= SUPPLIED RECORDS =
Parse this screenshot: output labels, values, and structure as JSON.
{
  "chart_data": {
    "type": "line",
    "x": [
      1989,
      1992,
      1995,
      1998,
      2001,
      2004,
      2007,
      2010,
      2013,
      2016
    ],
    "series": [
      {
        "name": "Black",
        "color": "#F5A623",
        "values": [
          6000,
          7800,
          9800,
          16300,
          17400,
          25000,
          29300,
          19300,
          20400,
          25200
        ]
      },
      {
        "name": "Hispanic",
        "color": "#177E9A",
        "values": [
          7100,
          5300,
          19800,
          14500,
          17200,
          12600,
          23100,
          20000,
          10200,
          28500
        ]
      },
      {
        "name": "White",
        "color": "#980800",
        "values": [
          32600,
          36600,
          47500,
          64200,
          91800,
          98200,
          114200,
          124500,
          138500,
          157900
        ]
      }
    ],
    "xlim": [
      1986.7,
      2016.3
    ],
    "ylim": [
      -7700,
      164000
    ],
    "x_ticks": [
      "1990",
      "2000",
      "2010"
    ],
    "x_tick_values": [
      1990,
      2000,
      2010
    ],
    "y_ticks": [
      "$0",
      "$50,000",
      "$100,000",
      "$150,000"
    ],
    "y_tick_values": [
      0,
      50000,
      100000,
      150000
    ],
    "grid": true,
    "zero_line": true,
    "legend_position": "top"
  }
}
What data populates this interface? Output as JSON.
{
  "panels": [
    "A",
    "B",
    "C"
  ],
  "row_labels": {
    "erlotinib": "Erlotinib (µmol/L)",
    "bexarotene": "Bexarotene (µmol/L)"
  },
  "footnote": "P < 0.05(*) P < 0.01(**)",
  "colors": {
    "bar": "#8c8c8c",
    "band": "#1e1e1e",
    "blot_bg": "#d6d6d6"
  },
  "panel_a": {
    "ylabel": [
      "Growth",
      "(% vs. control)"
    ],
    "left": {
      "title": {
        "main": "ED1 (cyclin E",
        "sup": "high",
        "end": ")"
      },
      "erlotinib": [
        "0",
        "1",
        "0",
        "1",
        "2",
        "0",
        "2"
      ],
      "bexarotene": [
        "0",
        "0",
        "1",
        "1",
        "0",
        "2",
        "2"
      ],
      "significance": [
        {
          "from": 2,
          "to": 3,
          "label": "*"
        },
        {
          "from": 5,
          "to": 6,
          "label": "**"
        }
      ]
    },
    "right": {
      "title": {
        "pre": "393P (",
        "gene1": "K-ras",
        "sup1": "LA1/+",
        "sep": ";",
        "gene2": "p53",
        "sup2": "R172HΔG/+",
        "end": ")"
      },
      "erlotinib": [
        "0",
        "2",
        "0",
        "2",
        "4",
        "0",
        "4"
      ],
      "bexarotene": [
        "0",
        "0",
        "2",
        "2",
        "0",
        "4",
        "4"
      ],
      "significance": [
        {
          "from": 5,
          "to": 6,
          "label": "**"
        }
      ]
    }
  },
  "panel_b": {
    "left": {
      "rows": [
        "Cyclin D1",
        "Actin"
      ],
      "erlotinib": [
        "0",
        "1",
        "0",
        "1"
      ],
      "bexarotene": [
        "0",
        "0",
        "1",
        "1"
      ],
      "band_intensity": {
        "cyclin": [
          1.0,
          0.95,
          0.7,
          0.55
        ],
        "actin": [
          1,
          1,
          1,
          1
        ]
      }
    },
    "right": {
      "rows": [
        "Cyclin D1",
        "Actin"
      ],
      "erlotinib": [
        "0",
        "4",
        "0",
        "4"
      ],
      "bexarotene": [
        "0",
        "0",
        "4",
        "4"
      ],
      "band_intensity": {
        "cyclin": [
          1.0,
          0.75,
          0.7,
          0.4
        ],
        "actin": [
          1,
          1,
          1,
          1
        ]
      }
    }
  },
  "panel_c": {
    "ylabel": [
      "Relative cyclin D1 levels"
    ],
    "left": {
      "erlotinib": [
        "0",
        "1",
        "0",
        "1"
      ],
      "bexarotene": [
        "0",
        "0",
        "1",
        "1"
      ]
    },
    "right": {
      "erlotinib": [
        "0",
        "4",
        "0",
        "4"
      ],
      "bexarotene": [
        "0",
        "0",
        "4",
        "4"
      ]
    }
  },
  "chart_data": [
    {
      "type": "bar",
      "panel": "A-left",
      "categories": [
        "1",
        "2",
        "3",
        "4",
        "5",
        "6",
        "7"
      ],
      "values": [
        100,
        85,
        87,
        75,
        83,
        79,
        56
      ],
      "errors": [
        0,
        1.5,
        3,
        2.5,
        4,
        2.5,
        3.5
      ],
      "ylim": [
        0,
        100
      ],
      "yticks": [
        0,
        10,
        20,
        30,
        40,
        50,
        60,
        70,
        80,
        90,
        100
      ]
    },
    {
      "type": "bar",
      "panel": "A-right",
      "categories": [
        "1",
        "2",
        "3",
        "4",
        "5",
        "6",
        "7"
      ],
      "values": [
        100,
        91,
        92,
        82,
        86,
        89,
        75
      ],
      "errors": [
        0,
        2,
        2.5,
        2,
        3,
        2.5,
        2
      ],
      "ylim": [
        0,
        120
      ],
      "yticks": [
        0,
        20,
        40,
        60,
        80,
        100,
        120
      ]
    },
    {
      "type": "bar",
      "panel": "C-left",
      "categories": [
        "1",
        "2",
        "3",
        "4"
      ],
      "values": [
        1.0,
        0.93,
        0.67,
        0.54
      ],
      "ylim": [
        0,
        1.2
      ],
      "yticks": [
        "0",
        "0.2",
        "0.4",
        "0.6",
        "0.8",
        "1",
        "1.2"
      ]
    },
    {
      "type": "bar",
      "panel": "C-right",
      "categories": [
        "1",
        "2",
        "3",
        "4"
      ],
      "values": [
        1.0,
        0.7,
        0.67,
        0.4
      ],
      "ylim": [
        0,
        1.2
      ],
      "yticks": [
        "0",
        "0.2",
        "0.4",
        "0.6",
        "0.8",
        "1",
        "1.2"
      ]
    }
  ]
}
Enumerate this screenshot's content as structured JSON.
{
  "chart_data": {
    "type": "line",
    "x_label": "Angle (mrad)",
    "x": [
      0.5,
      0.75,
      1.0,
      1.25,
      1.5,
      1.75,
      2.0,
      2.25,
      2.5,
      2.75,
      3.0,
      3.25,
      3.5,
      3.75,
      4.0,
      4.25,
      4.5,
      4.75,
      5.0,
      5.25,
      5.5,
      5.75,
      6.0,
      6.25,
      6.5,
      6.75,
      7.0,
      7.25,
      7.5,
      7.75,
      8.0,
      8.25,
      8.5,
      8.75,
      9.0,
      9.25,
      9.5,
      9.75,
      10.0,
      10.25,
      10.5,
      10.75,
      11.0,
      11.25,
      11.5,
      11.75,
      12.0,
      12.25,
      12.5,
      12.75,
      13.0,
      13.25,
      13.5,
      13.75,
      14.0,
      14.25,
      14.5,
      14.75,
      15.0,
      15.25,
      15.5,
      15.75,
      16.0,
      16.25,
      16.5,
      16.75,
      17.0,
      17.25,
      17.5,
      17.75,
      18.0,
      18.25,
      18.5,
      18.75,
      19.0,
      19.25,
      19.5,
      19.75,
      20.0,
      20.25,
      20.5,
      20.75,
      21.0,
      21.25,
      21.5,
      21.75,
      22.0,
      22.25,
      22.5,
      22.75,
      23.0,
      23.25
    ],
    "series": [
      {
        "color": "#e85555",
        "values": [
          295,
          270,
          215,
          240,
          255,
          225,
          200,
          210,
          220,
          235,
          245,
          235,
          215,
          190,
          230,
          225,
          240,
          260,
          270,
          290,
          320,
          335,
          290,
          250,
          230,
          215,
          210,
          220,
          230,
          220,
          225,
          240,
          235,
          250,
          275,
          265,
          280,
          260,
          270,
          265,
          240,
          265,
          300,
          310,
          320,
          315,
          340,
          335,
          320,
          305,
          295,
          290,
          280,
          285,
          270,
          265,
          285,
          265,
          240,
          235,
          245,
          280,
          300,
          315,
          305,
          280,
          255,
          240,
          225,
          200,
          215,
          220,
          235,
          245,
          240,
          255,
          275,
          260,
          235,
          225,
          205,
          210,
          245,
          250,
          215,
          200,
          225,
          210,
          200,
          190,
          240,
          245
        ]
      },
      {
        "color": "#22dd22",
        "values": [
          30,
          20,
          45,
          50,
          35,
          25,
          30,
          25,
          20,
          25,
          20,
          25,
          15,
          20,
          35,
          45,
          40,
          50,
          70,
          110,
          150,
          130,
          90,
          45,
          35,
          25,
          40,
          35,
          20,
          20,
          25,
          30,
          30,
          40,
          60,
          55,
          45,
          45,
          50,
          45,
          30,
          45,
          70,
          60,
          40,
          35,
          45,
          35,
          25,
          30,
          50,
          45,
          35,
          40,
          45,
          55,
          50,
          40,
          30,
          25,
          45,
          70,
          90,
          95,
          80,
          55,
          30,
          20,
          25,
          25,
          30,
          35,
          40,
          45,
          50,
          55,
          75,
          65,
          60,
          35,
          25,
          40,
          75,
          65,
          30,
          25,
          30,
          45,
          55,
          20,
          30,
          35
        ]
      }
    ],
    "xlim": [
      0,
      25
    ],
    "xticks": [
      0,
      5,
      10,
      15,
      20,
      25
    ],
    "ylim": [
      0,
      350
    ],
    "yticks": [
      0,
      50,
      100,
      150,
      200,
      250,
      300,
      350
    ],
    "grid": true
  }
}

= STATED TASK =
Which lines of the data include "name"? Copy each of them.

= SOLUTION TO THE EXERCISE =
        "name": "Black",
        "name": "Hispanic",
        "name": "White",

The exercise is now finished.